**BRIEF**
From the listing below, copy every line with the word "nelimination".

Figure data in JSON:
----------

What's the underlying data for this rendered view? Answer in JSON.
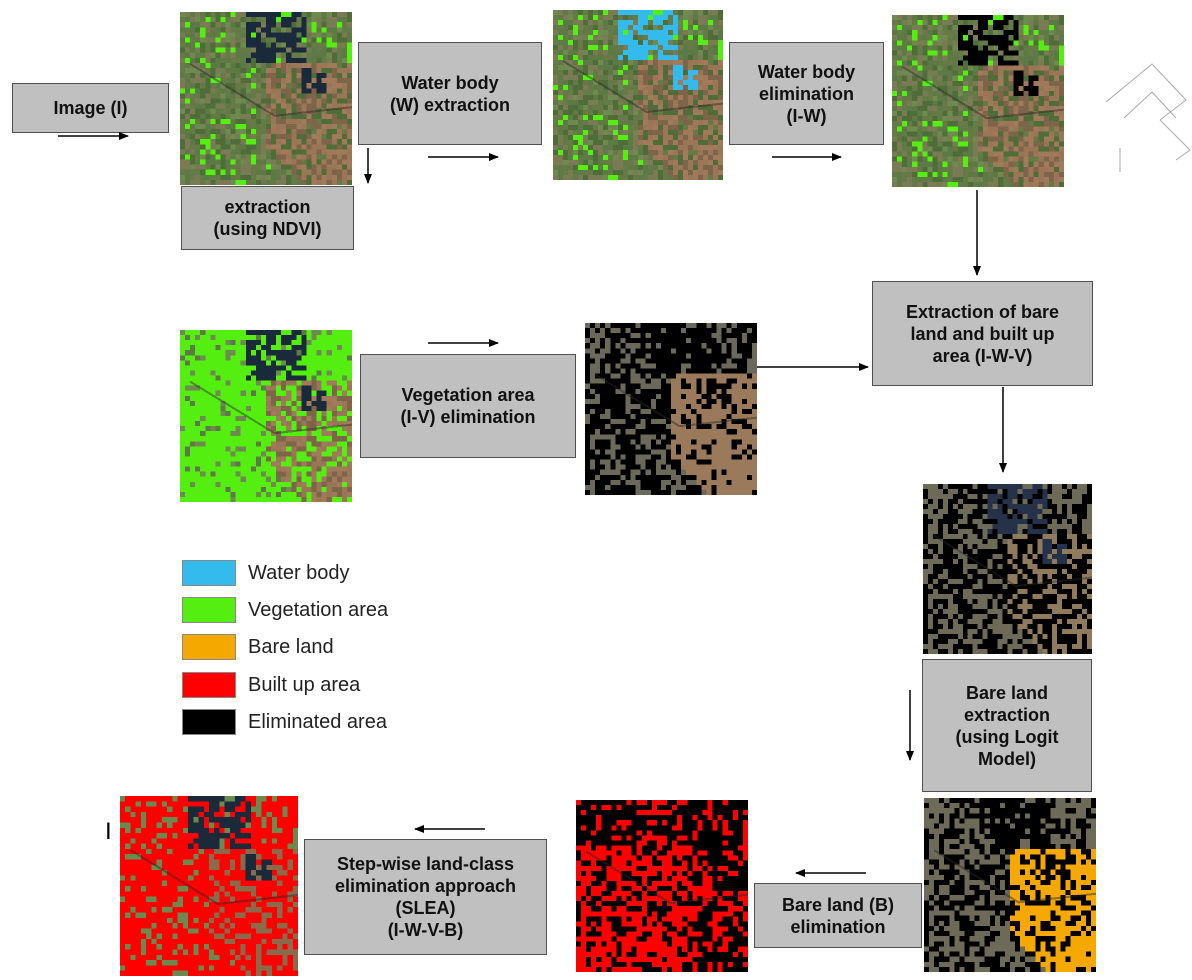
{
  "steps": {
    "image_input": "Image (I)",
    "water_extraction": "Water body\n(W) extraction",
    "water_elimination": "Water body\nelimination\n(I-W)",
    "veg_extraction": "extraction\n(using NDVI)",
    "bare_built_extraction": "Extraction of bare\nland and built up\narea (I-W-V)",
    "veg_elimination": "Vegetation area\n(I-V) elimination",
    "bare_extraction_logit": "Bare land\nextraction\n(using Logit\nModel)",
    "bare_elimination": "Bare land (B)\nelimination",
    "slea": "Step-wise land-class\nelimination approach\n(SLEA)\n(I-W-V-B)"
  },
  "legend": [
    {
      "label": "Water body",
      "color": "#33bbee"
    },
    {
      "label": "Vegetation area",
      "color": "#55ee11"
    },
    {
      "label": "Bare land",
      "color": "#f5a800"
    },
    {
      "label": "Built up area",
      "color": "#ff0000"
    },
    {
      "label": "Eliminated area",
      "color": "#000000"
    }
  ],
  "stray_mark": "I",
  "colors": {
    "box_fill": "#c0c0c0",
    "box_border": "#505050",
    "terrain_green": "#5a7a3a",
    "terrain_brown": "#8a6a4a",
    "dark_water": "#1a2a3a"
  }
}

----------

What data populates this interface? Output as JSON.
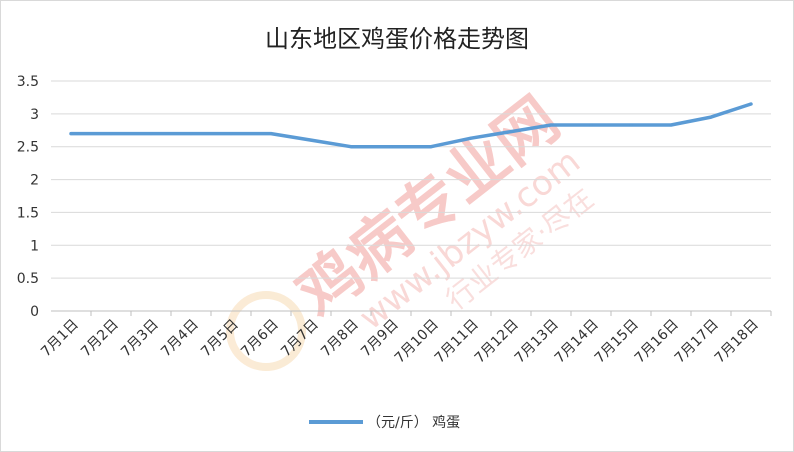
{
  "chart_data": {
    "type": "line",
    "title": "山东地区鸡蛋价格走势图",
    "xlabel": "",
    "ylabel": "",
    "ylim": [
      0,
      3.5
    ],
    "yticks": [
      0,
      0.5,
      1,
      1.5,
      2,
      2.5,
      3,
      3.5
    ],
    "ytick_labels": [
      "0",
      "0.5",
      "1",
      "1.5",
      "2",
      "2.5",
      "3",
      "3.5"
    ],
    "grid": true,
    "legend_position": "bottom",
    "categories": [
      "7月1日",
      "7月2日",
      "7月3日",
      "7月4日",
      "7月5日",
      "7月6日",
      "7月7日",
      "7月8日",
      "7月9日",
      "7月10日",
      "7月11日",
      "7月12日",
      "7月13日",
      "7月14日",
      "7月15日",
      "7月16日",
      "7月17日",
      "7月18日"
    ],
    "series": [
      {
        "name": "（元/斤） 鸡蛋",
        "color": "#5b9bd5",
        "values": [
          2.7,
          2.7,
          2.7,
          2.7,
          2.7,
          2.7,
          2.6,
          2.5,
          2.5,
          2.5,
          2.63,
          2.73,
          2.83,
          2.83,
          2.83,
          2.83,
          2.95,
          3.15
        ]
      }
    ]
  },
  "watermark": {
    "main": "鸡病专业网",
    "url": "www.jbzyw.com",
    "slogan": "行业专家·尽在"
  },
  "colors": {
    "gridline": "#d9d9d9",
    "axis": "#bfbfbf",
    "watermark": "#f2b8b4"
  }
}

----------

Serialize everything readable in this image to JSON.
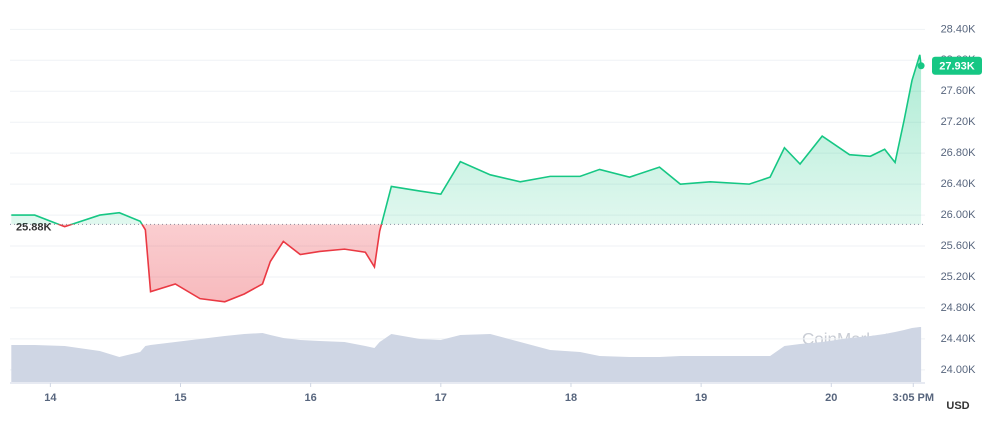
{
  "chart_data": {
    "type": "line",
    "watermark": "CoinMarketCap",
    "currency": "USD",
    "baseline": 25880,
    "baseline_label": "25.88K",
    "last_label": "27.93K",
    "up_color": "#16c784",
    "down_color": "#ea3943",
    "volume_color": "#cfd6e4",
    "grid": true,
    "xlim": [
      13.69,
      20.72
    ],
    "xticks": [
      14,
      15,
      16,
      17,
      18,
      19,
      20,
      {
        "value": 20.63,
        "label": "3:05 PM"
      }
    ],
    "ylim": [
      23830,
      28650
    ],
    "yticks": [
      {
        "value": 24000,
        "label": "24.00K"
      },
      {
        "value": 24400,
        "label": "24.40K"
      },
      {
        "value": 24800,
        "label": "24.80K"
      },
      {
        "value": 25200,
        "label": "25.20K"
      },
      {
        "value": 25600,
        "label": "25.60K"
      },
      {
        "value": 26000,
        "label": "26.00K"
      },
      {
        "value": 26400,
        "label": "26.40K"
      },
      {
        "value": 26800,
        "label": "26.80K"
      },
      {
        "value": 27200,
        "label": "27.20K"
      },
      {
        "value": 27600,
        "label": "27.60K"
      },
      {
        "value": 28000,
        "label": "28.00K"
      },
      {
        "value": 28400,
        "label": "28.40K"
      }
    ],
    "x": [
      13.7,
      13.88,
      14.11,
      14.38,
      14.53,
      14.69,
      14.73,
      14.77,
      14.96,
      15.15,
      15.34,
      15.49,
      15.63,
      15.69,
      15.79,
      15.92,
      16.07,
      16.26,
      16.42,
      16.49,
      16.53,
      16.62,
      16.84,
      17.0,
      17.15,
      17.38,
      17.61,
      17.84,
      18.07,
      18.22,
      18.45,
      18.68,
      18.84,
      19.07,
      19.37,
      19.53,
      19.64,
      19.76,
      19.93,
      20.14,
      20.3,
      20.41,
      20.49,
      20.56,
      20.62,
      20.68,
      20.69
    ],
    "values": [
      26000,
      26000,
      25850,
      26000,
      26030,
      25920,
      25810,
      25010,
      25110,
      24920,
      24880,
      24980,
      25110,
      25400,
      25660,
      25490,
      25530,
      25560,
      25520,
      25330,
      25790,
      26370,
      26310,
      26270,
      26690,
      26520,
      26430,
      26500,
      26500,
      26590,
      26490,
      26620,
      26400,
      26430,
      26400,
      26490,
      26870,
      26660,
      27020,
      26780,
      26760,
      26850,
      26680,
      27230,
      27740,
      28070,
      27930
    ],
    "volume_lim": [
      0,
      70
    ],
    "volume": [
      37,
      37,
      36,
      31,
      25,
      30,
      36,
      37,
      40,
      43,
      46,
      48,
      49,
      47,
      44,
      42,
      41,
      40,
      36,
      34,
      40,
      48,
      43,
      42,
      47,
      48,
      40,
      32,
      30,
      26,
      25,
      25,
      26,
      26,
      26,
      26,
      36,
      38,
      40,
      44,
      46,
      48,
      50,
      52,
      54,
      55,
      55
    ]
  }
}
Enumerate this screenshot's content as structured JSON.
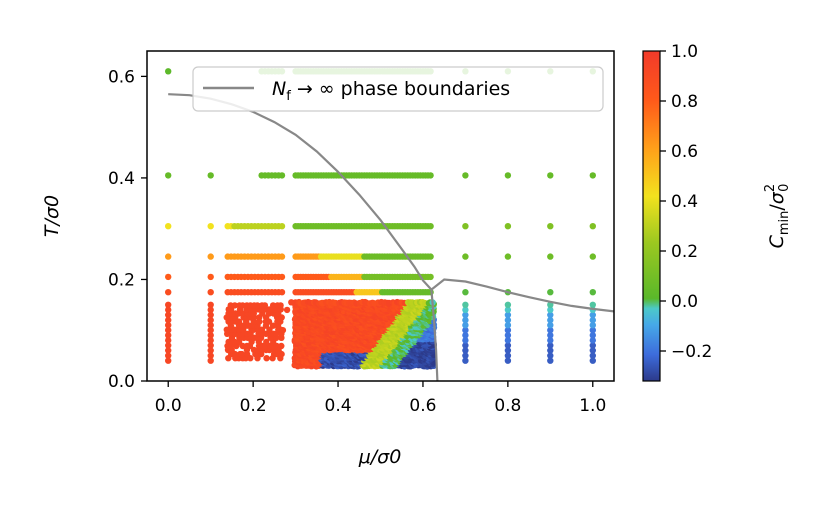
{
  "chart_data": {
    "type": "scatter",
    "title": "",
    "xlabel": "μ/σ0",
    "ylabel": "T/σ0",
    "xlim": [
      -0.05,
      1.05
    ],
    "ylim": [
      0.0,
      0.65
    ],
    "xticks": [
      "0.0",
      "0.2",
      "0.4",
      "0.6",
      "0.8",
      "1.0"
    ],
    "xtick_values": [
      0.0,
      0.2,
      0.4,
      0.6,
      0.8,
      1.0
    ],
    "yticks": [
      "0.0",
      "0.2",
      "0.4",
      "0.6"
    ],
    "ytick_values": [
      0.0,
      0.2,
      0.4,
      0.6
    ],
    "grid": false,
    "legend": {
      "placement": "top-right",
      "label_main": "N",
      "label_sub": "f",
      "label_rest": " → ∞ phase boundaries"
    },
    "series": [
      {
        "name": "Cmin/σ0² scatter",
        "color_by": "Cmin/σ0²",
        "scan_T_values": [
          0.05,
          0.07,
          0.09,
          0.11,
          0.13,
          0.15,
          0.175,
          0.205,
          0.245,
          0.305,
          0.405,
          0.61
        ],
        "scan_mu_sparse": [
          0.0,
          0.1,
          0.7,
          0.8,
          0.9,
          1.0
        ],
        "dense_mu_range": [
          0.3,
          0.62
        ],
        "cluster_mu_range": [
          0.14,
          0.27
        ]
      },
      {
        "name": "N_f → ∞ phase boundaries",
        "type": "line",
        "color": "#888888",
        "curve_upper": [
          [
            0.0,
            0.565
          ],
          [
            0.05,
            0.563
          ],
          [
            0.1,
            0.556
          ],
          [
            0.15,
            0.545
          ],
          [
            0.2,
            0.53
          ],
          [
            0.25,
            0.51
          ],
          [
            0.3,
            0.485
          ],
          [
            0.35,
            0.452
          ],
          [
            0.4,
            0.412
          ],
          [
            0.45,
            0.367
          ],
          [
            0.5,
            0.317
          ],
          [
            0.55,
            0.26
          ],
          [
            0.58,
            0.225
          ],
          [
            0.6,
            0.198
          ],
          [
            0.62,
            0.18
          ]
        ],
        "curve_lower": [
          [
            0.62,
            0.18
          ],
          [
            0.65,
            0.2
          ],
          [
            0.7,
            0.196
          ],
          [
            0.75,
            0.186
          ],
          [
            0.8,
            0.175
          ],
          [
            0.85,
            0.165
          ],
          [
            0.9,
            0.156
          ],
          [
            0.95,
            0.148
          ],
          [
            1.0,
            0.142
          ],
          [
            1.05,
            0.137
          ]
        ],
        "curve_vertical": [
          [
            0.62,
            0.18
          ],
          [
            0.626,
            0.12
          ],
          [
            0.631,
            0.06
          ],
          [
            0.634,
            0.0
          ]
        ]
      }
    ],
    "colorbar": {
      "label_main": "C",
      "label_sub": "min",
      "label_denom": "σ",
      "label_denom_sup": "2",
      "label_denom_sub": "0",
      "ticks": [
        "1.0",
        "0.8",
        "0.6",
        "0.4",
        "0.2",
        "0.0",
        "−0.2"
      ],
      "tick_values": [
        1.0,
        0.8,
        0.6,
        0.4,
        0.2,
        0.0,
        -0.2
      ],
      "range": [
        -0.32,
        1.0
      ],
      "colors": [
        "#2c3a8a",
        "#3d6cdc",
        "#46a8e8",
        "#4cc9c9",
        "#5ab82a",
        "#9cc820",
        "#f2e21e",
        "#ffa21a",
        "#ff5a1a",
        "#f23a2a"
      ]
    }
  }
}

----------

**THE ANSWER**
    "water_elimination": "Water body\nelimination\n(I-W)",
    "bare_elimination": "Bare land (B)\nelimination",
    "slea": "Step-wise land-class\nelimination approach\n(SLEA)\n(I-W-V-B)"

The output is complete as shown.